SHORT PROBLEM: Restate the records in their entirety, word for word.

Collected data
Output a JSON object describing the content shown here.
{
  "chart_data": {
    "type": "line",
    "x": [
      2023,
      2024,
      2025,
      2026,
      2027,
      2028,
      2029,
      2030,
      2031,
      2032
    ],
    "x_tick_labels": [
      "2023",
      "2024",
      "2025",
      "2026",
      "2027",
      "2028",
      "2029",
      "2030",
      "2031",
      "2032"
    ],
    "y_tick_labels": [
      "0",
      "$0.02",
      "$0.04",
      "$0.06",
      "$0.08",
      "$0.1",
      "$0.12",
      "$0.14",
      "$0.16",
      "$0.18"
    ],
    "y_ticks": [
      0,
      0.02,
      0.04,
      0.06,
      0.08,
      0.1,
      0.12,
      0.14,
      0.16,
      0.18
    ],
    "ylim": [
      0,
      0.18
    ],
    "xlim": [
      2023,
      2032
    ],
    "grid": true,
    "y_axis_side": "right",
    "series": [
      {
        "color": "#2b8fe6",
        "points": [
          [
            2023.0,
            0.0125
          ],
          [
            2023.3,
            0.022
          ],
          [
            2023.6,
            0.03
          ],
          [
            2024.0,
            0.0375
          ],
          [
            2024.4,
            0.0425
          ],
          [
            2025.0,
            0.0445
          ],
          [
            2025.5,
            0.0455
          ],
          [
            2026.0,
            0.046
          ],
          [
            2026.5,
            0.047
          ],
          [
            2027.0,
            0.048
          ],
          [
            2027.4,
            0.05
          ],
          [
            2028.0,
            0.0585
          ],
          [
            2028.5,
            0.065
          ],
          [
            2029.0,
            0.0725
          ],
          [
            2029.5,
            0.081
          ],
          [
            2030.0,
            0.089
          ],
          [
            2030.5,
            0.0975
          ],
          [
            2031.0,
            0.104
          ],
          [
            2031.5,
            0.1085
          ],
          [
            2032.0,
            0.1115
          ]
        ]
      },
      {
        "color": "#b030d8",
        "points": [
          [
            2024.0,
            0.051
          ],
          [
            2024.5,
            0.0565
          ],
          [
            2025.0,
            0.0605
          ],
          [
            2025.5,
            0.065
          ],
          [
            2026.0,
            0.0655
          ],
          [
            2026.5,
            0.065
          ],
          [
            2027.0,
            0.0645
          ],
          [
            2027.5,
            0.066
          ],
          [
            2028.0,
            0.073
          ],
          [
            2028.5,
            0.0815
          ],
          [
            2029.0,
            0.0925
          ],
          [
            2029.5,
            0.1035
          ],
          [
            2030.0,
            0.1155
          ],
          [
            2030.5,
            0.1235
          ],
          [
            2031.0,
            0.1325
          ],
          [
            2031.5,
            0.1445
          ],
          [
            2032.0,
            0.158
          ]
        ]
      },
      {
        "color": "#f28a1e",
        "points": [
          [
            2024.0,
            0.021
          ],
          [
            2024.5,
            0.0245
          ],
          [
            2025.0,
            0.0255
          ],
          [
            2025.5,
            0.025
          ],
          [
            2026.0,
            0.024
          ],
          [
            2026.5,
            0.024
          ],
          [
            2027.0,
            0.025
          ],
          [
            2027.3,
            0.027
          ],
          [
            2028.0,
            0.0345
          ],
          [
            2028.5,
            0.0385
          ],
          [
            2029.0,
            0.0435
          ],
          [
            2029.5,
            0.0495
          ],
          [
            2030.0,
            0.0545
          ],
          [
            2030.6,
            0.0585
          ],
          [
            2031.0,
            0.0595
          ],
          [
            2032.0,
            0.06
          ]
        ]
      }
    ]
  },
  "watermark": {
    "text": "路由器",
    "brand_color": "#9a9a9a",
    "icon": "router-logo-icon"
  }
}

CORRECT ANSWER:
Output a JSON object describing the content shown here.
{
  "chart_data": {
    "type": "line",
    "x": [
      2023,
      2024,
      2025,
      2026,
      2027,
      2028,
      2029,
      2030,
      2031,
      2032
    ],
    "x_tick_labels": [
      "2023",
      "2024",
      "2025",
      "2026",
      "2027",
      "2028",
      "2029",
      "2030",
      "2031",
      "2032"
    ],
    "y_tick_labels": [
      "0",
      "$0.02",
      "$0.04",
      "$0.06",
      "$0.08",
      "$0.1",
      "$0.12",
      "$0.14",
      "$0.16",
      "$0.18"
    ],
    "y_ticks": [
      0,
      0.02,
      0.04,
      0.06,
      0.08,
      0.1,
      0.12,
      0.14,
      0.16,
      0.18
    ],
    "ylim": [
      0,
      0.18
    ],
    "xlim": [
      2023,
      2032
    ],
    "grid": true,
    "y_axis_side": "right",
    "series": [
      {
        "color": "#2b8fe6",
        "points": [
          [
            2023.0,
            0.0125
          ],
          [
            2023.3,
            0.022
          ],
          [
            2023.6,
            0.03
          ],
          [
            2024.0,
            0.0375
          ],
          [
            2024.4,
            0.0425
          ],
          [
            2025.0,
            0.0445
          ],
          [
            2025.5,
            0.0455
          ],
          [
            2026.0,
            0.046
          ],
          [
            2026.5,
            0.047
          ],
          [
            2027.0,
            0.048
          ],
          [
            2027.4,
            0.05
          ],
          [
            2028.0,
            0.0585
          ],
          [
            2028.5,
            0.065
          ],
          [
            2029.0,
            0.0725
          ],
          [
            2029.5,
            0.081
          ],
          [
            2030.0,
            0.089
          ],
          [
            2030.5,
            0.0975
          ],
          [
            2031.0,
            0.104
          ],
          [
            2031.5,
            0.1085
          ],
          [
            2032.0,
            0.1115
          ]
        ]
      },
      {
        "color": "#b030d8",
        "points": [
          [
            2024.0,
            0.051
          ],
          [
            2024.5,
            0.0565
          ],
          [
            2025.0,
            0.0605
          ],
          [
            2025.5,
            0.065
          ],
          [
            2026.0,
            0.0655
          ],
          [
            2026.5,
            0.065
          ],
          [
            2027.0,
            0.0645
          ],
          [
            2027.5,
            0.066
          ],
          [
            2028.0,
            0.073
          ],
          [
            2028.5,
            0.0815
          ],
          [
            2029.0,
            0.0925
          ],
          [
            2029.5,
            0.1035
          ],
          [
            2030.0,
            0.1155
          ],
          [
            2030.5,
            0.1235
          ],
          [
            2031.0,
            0.1325
          ],
          [
            2031.5,
            0.1445
          ],
          [
            2032.0,
            0.158
          ]
        ]
      },
      {
        "color": "#f28a1e",
        "points": [
          [
            2024.0,
            0.021
          ],
          [
            2024.5,
            0.0245
          ],
          [
            2025.0,
            0.0255
          ],
          [
            2025.5,
            0.025
          ],
          [
            2026.0,
            0.024
          ],
          [
            2026.5,
            0.024
          ],
          [
            2027.0,
            0.025
          ],
          [
            2027.3,
            0.027
          ],
          [
            2028.0,
            0.0345
          ],
          [
            2028.5,
            0.0385
          ],
          [
            2029.0,
            0.0435
          ],
          [
            2029.5,
            0.0495
          ],
          [
            2030.0,
            0.0545
          ],
          [
            2030.6,
            0.0585
          ],
          [
            2031.0,
            0.0595
          ],
          [
            2032.0,
            0.06
          ]
        ]
      }
    ]
  },
  "watermark": {
    "text": "路由器",
    "brand_color": "#9a9a9a",
    "icon": "router-logo-icon"
  }
}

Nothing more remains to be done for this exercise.